__Directives__
[A] In the excerpt on traveling with pets, what does the cat always ride in when it travels by car?
[B] Summarize the excerpt on traveling with pets in two sentences.
[C] According to the excerpt on traveling with pets, why does the writer put collars on the pets for trips even though they don't wear them at home?

__Selected excerpt__
^^^^^^^^^^^^^^^^
Many of us travel with our pets, and when we do there are always worries with hotels, maids, leaving the pets in the car while we go in and eat, among other things. Here are my solutions. I have used these for many years and have never once had the least bit of a problem.

On The Road:

At home my pets don't wear their collars at all. But anytime we go on a trip the collars get put on them. You never know when the best behaved dog or cat may slip out of the car. I also keep their leashes tucked into a cubby hole in the area of the car that they ride. The cat "always" rides in a carrier. Made the mistake once of not putting one in a carrier and almost lost her! So since then my cats have always ridden in a carrier anytime they go in the car for any reason. I keep a small covered bin in the car with cat litter in it and whenever I stop, keeping all doors and windows shut, I let the cat out to use the make-shift litter box and offer her some water. In her carrier she has her own toys to play with plus a small bit of food too.

In the car I have a pad for them to lay on and a blanket for them to get under. They have a small bowl of food. Not much, just a little so they don't get too hungry and have a snack. I also keep pet snacks handy and offer them one every hour or two. They also have two small "non-squeaky" toys to play with, along with one rawhide bone for each dog.
^^^^^^^^^^^^^^^^
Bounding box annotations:
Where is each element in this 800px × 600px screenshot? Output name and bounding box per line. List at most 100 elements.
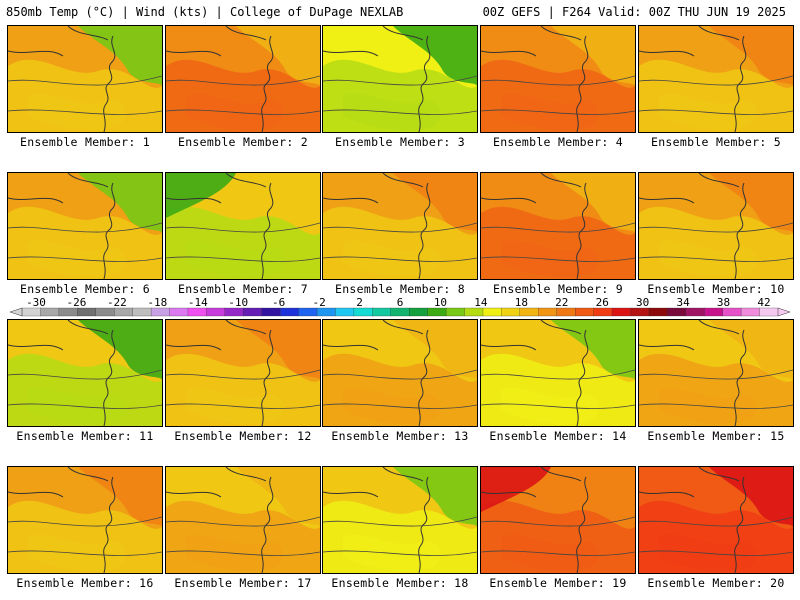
colorbar-swatch [464, 307, 484, 317]
height-contour [639, 369, 793, 380]
header-run-info: 00Z GEFS | F264 Valid: 00Z THU JUN 19 20… [482, 5, 786, 19]
field-contour-fill [78, 320, 162, 380]
ensemble-member-map [322, 319, 478, 427]
field-contour-fill [236, 26, 320, 86]
ensemble-member-label: Ensemble Member: 12 [174, 429, 312, 443]
colorbar-swatch [556, 307, 576, 317]
field-contour-fill [709, 320, 793, 380]
member-field [323, 320, 477, 426]
colorbar-tick-label: -10 [228, 296, 249, 309]
ensemble-member-label: Ensemble Member: 19 [489, 576, 627, 590]
field-contour-fill [501, 534, 599, 572]
field-contour-fill [501, 387, 599, 425]
coastline [103, 476, 116, 573]
field-contour-fill [659, 240, 757, 278]
member-field [639, 320, 793, 426]
coastline [418, 182, 431, 279]
ensemble-member-map [638, 466, 794, 574]
colorbar-swatch [519, 307, 539, 317]
colorbar-tick-label: 6 [396, 296, 404, 309]
colorbar-tick-label: 18 [514, 296, 528, 309]
field-contour-fill [28, 387, 126, 425]
ensemble-member-map [165, 25, 321, 133]
state-border [481, 173, 582, 204]
field-contour-fill [28, 534, 126, 572]
colorbar-tick-label: -18 [147, 296, 168, 309]
state-border [8, 467, 109, 498]
coastline [418, 35, 431, 132]
coastline [261, 329, 274, 426]
colorbar-labels: -30 -26 -22 -18 -14 -10 -6 -2 2 6 10 14 18 22 26 30 34 38… [0, 296, 800, 309]
colorbar-swatch [298, 307, 318, 317]
field-contour-fill [28, 240, 126, 278]
member-field [323, 173, 477, 279]
height-contour [639, 550, 793, 556]
field-contour-fill [551, 26, 635, 86]
member-field [8, 320, 162, 426]
ensemble-member-map [480, 25, 636, 133]
state-border [323, 26, 424, 57]
state-border [8, 173, 109, 204]
coastline [261, 182, 274, 279]
colorbar-tick-label: -14 [187, 296, 208, 309]
colorbar-swatch [150, 307, 170, 317]
field-contour-fill [393, 467, 477, 527]
height-contour [323, 222, 477, 233]
colorbar-swatch [243, 307, 263, 317]
field-contour-fill [166, 173, 236, 218]
height-contour [323, 403, 477, 409]
colorbar-swatch [40, 307, 60, 317]
height-contour [481, 256, 635, 262]
member-field [8, 467, 162, 573]
member-field [481, 173, 635, 279]
height-contour [481, 403, 635, 409]
colorbar-swatch [132, 307, 152, 317]
height-contour [323, 109, 477, 115]
ensemble-member-map [638, 319, 794, 427]
height-contour [323, 550, 477, 556]
ensemble-member-map [165, 466, 321, 574]
colorbar-swatch [224, 307, 244, 317]
colorbar-swatch [538, 307, 558, 317]
ensemble-member-map [165, 172, 321, 280]
member-field [639, 173, 793, 279]
height-contour [639, 256, 793, 262]
height-contour [323, 369, 477, 380]
field-contour-fill [78, 26, 162, 86]
coastline [261, 476, 274, 573]
height-contour [166, 403, 320, 409]
ensemble-member-label: Ensemble Member: 8 [334, 282, 466, 296]
member-field [166, 467, 320, 573]
colorbar-tick-label: 38 [716, 296, 731, 309]
coastline [418, 476, 431, 573]
ensemble-member-map [7, 172, 163, 280]
colorbar-swatch [648, 307, 668, 317]
state-border [323, 467, 424, 498]
colorbar-swatch [409, 307, 429, 317]
ensemble-member-label: Ensemble Member: 17 [174, 576, 312, 590]
colorbar-swatch [187, 307, 207, 317]
colorbar-swatch [77, 307, 97, 317]
field-contour-fill [481, 467, 551, 512]
colorbar-tick-label: 30 [636, 296, 650, 309]
height-contour [166, 256, 320, 262]
height-contour [323, 256, 477, 262]
coastline [103, 35, 116, 132]
coastline [103, 182, 116, 279]
member-field [639, 467, 793, 573]
field-contour-fill [78, 173, 162, 233]
field-contour-fill [393, 173, 477, 233]
colorbar-swatch [58, 307, 78, 317]
colorbar-swatch [445, 307, 465, 317]
state-border [639, 173, 740, 204]
colorbar-swatch [169, 307, 189, 317]
height-contour [481, 75, 635, 86]
colorbar-tick-label: -6 [272, 296, 286, 309]
colorbar-swatch [740, 307, 761, 317]
colorbar-tick-label: -2 [312, 296, 326, 309]
colorbar-swatch [95, 307, 115, 317]
field-contour-fill [551, 320, 635, 380]
colorbar-tick-label: 10 [433, 296, 448, 309]
member-field [166, 320, 320, 426]
colorbar-tick-label: 22 [555, 296, 569, 309]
^^^^^^^^^^^^^^^^
__Full answers__
[A] The cat always rides in a carrier.

[B] The writer offers long-used solutions for traveling with pets: collars go on for every trip, leashes stay within reach, and the cat always rides in a carrier, with a covered litter bin and water offered at stops. In the car the pets also get a pad, a blanket, a little food, regular snacks, a few non-squeaky toys, and a rawhide bone for each dog.

[C] The writer says you never know when even the best-behaved dog or cat may slip out of the car, so the collars go on whenever the pets travel.